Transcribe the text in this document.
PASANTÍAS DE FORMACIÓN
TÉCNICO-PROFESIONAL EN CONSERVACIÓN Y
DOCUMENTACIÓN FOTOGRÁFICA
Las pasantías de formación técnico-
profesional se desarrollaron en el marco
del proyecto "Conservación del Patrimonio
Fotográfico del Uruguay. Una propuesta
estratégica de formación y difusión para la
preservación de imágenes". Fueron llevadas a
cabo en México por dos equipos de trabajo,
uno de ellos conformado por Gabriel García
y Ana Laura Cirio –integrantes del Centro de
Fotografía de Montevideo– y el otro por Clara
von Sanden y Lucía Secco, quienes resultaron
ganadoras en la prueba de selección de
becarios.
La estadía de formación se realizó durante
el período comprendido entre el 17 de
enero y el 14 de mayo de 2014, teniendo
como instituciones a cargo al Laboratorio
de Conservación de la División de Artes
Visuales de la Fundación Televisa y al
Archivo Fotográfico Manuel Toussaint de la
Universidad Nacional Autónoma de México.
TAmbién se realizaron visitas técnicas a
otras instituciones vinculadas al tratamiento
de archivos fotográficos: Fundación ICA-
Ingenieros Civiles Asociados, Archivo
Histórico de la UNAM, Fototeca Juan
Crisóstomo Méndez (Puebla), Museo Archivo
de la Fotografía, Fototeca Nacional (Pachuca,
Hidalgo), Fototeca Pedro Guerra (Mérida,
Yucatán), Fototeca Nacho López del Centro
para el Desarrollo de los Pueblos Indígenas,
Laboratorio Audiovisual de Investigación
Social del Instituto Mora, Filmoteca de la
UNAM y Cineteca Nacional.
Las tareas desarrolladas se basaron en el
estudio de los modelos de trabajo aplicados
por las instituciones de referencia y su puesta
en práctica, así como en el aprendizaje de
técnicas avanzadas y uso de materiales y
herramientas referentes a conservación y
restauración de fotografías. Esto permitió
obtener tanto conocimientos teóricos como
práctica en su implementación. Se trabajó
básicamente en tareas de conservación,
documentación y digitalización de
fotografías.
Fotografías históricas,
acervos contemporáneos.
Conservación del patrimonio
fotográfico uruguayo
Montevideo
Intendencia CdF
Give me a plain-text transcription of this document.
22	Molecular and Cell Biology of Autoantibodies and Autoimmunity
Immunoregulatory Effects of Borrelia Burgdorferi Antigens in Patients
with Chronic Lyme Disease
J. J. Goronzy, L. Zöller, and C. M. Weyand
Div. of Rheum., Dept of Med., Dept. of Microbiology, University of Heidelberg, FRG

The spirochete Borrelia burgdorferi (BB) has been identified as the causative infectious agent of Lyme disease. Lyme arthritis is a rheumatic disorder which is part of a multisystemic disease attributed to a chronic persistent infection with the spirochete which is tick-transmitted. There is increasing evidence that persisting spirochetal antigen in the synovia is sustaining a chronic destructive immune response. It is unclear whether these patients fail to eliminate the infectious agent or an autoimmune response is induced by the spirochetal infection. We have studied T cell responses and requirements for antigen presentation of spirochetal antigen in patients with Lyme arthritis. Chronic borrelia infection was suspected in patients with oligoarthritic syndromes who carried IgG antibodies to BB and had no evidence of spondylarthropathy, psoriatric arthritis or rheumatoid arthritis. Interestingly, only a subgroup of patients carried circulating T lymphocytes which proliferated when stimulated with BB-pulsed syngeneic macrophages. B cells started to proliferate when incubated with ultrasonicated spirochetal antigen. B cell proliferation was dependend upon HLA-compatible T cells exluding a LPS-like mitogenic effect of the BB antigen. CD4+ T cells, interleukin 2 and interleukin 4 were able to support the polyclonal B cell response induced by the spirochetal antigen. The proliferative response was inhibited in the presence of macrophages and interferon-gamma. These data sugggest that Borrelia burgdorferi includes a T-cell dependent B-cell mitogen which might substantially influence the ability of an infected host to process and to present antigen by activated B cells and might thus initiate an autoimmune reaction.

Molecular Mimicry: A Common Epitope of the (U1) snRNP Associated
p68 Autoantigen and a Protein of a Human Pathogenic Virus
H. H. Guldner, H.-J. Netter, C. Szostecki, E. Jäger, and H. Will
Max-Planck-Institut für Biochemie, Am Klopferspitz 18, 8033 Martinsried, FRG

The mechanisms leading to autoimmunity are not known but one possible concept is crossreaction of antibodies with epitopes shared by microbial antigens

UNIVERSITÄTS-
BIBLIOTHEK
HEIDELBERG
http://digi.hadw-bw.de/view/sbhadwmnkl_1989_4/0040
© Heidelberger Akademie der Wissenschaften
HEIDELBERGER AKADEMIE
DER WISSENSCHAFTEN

....................

— What you need to do —
Would you repeat all the material exactly as it is shown?

— Result below —
Transcribe the text in this document.
PASANTÍAS DE FORMACIÓN
TÉCNICO-PROFESIONAL EN CONSERVACIÓN Y
DOCUMENTACIÓN FOTOGRÁFICA
Las pasantías de formación técnico-
profesional se desarrollaron en el marco
del proyecto "Conservación del Patrimonio
Fotográfico del Uruguay. Una propuesta
estratégica de formación y difusión para la
preservación de imágenes". Fueron llevadas a
cabo en México por dos equipos de trabajo,
uno de ellos conformado por Gabriel García
y Ana Laura Cirio –integrantes del Centro de
Fotografía de Montevideo– y el otro por Clara
von Sanden y Lucía Secco, quienes resultaron
ganadoras en la prueba de selección de
becarios.
La estadía de formación se realizó durante
el período comprendido entre el 17 de
enero y el 14 de mayo de 2014, teniendo
como instituciones a cargo al Laboratorio
de Conservación de la División de Artes
Visuales de la Fundación Televisa y al
Archivo Fotográfico Manuel Toussaint de la
Universidad Nacional Autónoma de México.
TAmbién se realizaron visitas técnicas a
otras instituciones vinculadas al tratamiento
de archivos fotográficos: Fundación ICA-
Ingenieros Civiles Asociados, Archivo
Histórico de la UNAM, Fototeca Juan
Crisóstomo Méndez (Puebla), Museo Archivo
de la Fotografía, Fototeca Nacional (Pachuca,
Hidalgo), Fototeca Pedro Guerra (Mérida,
Yucatán), Fototeca Nacho López del Centro
para el Desarrollo de los Pueblos Indígenas,
Laboratorio Audiovisual de Investigación
Social del Instituto Mora, Filmoteca de la
UNAM y Cineteca Nacional.
Las tareas desarrolladas se basaron en el
estudio de los modelos de trabajo aplicados
por las instituciones de referencia y su puesta
en práctica, así como en el aprendizaje de
técnicas avanzadas y uso de materiales y
herramientas referentes a conservación y
restauración de fotografías. Esto permitió
obtener tanto conocimientos teóricos como
práctica en su implementación. Se trabajó
básicamente en tareas de conservación,
documentación y digitalización de
fotografías.
Fotografías históricas,
acervos contemporáneos.
Conservación del patrimonio
fotográfico uruguayo
Montevideo
Intendencia CdF
Give me a plain-text transcription of this document.
22	Molecular and Cell Biology of Autoantibodies and Autoimmunity
Immunoregulatory Effects of Borrelia Burgdorferi Antigens in Patients
with Chronic Lyme Disease
J. J. Goronzy, L. Zöller, and C. M. Weyand
Div. of Rheum., Dept of Med., Dept. of Microbiology, University of Heidelberg, FRG

The spirochete Borrelia burgdorferi (BB) has been identified as the causative infectious agent of Lyme disease. Lyme arthritis is a rheumatic disorder which is part of a multisystemic disease attributed to a chronic persistent infection with the spirochete which is tick-transmitted. There is increasing evidence that persisting spirochetal antigen in the synovia is sustaining a chronic destructive immune response. It is unclear whether these patients fail to eliminate the infectious agent or an autoimmune response is induced by the spirochetal infection. We have studied T cell responses and requirements for antigen presentation of spirochetal antigen in patients with Lyme arthritis. Chronic borrelia infection was suspected in patients with oligoarthritic syndromes who carried IgG antibodies to BB and had no evidence of spondylarthropathy, psoriatric arthritis or rheumatoid arthritis. Interestingly, only a subgroup of patients carried circulating T lymphocytes which proliferated when stimulated with BB-pulsed syngeneic macrophages. B cells started to proliferate when incubated with ultrasonicated spirochetal antigen. B cell proliferation was dependend upon HLA-compatible T cells exluding a LPS-like mitogenic effect of the BB antigen. CD4+ T cells, interleukin 2 and interleukin 4 were able to support the polyclonal B cell response induced by the spirochetal antigen. The proliferative response was inhibited in the presence of macrophages and interferon-gamma. These data sugggest that Borrelia burgdorferi includes a T-cell dependent B-cell mitogen which might substantially influence the ability of an infected host to process and to present antigen by activated B cells and might thus initiate an autoimmune reaction.

Molecular Mimicry: A Common Epitope of the (U1) snRNP Associated
p68 Autoantigen and a Protein of a Human Pathogenic Virus
H. H. Guldner, H.-J. Netter, C. Szostecki, E. Jäger, and H. Will
Max-Planck-Institut für Biochemie, Am Klopferspitz 18, 8033 Martinsried, FRG

The mechanisms leading to autoimmunity are not known but one possible concept is crossreaction of antibodies with epitopes shared by microbial antigens

UNIVERSITÄTS-
BIBLIOTHEK
HEIDELBERG
http://digi.hadw-bw.de/view/sbhadwmnkl_1989_4/0040
© Heidelberger Akademie der Wissenschaften
HEIDELBERGER AKADEMIE
DER WISSENSCHAFTEN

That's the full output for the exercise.